* Begin DATA ENTRIES *

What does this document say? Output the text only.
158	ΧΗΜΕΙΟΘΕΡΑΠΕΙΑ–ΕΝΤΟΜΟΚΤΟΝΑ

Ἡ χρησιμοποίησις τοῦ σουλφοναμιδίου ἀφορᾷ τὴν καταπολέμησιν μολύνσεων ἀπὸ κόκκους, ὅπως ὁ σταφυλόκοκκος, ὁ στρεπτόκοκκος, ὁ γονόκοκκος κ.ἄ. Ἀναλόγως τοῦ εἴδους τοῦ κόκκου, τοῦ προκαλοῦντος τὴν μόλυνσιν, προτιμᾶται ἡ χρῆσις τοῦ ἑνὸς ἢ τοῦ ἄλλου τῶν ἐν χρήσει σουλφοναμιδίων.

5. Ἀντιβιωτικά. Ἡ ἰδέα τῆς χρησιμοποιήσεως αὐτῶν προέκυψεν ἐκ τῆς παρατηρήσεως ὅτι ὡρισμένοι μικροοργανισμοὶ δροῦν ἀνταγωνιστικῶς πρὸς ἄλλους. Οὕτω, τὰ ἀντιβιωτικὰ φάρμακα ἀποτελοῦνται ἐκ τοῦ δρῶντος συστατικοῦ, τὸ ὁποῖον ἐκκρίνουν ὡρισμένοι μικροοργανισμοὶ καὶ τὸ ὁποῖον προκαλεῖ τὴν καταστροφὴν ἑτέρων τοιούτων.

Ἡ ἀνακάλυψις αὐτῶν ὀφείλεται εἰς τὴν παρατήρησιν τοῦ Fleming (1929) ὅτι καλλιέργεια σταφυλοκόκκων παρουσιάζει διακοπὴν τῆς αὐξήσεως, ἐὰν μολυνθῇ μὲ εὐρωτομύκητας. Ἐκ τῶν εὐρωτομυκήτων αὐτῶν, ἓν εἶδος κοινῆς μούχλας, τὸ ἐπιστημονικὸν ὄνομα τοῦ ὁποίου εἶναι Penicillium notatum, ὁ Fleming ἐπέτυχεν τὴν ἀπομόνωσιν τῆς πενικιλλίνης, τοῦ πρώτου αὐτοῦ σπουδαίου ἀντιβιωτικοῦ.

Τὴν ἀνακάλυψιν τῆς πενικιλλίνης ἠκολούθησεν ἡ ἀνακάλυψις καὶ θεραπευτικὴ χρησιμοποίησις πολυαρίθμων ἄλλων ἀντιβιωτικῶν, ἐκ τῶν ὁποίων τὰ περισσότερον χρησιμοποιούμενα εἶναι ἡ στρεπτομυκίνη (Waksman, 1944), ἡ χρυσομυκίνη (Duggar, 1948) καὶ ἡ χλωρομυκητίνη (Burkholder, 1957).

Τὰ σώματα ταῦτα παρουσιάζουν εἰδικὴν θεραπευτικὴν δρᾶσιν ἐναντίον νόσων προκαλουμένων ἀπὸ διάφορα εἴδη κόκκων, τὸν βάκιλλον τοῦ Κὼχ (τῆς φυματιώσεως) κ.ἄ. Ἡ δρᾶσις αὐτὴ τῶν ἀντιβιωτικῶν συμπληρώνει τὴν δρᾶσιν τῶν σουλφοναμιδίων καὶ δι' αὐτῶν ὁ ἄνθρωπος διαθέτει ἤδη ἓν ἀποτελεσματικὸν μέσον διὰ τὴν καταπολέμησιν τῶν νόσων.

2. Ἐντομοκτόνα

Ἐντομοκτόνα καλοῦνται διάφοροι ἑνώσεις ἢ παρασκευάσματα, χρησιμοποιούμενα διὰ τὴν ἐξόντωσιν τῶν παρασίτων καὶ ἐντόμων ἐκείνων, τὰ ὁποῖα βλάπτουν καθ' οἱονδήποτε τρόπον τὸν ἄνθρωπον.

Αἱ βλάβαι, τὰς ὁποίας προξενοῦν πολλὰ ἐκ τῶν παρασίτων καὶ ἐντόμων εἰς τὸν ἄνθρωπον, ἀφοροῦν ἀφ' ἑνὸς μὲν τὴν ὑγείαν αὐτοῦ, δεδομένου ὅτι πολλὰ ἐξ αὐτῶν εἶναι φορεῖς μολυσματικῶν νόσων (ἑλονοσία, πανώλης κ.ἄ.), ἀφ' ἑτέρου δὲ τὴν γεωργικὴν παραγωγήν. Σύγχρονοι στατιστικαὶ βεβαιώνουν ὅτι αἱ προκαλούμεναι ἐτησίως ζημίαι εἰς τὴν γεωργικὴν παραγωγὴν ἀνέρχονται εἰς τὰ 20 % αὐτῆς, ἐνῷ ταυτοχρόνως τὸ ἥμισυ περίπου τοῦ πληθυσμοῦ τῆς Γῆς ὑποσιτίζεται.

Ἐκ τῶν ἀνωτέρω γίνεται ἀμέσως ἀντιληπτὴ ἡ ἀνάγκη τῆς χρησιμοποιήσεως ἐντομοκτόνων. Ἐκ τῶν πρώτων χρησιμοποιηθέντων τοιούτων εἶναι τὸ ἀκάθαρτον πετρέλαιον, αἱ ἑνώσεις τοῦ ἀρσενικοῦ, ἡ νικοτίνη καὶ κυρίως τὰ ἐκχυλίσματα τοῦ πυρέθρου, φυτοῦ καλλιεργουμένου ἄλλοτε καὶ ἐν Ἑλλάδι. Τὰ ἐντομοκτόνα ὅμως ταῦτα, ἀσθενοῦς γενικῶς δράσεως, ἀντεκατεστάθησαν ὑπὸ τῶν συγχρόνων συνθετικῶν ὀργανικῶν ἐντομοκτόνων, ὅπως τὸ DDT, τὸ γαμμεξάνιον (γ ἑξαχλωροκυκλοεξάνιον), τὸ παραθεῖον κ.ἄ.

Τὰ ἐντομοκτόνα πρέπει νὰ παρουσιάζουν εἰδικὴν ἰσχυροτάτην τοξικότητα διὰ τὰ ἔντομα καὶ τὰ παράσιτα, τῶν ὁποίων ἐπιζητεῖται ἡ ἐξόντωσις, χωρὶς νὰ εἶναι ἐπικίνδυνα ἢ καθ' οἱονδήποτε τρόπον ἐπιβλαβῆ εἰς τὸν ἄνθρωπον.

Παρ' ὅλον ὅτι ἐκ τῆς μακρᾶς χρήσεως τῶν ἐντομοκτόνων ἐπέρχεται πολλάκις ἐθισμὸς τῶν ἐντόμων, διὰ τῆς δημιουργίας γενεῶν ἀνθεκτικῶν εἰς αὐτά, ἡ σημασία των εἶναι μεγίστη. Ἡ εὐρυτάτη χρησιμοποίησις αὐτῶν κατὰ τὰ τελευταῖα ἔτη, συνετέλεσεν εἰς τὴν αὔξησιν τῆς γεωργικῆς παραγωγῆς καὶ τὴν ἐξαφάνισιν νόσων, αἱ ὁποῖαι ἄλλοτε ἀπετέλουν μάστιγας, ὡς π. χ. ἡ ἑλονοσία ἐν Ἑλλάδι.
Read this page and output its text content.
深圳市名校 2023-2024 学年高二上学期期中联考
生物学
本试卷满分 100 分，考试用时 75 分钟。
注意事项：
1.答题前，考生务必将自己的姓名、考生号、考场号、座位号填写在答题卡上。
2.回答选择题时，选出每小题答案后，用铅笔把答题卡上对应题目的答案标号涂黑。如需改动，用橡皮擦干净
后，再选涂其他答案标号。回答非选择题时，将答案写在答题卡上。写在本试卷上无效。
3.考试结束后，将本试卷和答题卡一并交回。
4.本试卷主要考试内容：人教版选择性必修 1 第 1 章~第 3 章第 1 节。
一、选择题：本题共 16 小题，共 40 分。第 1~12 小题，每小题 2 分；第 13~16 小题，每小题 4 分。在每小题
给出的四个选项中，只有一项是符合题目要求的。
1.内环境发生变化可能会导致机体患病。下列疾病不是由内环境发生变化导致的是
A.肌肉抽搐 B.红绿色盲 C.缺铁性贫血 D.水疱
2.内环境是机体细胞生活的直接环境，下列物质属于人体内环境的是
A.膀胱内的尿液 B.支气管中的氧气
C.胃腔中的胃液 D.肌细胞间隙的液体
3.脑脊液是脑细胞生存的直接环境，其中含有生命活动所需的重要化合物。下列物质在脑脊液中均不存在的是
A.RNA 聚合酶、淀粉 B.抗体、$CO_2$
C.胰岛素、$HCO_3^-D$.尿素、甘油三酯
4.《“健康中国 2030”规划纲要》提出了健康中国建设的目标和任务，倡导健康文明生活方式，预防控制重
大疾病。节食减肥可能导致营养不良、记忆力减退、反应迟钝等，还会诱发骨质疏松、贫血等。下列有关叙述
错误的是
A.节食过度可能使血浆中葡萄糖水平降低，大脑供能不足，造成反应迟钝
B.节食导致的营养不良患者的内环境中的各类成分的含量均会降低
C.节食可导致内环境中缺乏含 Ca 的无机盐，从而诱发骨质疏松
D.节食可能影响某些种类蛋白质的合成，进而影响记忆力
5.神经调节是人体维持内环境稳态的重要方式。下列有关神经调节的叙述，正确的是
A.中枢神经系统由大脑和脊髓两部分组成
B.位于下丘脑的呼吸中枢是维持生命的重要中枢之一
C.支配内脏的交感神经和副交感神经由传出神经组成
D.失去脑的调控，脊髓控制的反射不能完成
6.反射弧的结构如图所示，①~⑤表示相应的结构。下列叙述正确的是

* End DATA ENTRIES *

**AIM:**
Gather every line from the listing above in which "this" appears, and copy those lines.

**EXERCISE OUTPUT:**
What does this document say? Output the text only.
Read this page and output its text content.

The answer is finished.